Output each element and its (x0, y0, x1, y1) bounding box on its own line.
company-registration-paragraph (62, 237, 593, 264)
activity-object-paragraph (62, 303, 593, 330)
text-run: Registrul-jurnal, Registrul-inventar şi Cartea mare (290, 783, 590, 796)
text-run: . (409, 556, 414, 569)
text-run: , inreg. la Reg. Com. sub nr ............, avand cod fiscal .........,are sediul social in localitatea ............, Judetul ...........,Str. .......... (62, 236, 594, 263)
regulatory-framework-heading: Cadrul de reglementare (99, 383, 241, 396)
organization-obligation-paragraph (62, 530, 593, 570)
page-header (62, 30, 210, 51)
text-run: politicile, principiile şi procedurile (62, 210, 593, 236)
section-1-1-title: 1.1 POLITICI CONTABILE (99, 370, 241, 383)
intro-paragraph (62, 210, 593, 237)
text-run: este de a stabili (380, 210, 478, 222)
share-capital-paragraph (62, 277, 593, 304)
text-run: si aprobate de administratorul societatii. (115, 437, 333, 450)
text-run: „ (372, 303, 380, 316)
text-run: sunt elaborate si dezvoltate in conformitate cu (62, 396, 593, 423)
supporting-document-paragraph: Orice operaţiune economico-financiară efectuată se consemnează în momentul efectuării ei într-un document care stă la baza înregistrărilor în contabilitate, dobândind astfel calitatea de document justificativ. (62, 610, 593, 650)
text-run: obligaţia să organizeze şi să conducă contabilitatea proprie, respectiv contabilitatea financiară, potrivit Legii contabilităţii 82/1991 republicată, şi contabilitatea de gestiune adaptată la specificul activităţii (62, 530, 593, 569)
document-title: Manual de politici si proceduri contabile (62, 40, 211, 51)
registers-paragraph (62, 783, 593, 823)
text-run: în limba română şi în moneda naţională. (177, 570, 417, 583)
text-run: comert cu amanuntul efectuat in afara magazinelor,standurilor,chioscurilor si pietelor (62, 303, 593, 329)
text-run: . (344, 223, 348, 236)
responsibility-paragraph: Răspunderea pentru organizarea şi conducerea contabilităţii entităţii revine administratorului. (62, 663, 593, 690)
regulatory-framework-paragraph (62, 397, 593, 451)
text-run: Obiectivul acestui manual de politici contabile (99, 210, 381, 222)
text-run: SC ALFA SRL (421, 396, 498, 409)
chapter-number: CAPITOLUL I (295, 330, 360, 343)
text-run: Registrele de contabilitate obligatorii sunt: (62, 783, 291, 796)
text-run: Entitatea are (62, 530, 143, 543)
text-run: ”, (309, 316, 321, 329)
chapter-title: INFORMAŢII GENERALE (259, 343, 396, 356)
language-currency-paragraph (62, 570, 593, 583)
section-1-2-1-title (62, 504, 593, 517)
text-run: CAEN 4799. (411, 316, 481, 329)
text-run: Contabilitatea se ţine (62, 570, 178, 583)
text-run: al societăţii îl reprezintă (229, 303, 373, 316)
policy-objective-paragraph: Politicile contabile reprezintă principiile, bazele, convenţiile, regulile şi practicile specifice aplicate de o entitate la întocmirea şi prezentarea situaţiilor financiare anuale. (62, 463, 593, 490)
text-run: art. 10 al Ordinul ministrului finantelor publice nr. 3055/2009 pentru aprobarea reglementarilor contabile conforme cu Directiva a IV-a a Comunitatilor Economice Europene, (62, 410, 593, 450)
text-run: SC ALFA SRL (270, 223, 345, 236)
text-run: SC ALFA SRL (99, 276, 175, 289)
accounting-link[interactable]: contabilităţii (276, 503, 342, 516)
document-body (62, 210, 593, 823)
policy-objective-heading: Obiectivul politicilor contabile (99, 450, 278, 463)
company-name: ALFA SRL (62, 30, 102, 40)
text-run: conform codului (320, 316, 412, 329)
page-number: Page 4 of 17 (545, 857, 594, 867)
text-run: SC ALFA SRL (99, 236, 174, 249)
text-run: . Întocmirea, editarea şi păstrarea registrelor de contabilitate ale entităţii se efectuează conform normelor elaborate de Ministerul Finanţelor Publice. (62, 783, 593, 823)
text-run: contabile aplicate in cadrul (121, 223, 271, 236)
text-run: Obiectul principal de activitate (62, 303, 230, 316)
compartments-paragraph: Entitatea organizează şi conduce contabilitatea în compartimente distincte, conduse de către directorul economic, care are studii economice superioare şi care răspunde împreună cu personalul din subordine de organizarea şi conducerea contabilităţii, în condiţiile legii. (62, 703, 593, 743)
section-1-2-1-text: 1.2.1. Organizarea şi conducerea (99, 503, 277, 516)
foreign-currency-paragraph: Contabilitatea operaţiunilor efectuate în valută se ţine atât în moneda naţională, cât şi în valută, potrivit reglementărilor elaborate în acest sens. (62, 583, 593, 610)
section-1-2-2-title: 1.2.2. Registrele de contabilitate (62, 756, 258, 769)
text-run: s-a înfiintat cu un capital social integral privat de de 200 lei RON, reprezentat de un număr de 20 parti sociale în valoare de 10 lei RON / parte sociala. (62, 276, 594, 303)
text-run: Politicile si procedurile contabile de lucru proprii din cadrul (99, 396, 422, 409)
--------------------------------------------------
**Set exercise**
Pick out every line of the records that contains the string "section". Treat uppercase and lowercase as different.

**Result**
section-1-1-title: 1.1 POLITICI CONTABILE (99, 370, 241, 383)
section-1-2-1-title (62, 504, 593, 517)
section-1-2-1-text: 1.2.1. Organizarea şi conducerea (99, 503, 277, 516)
section-1-2-2-title: 1.2.2. Registrele de contabilitate (62, 756, 258, 769)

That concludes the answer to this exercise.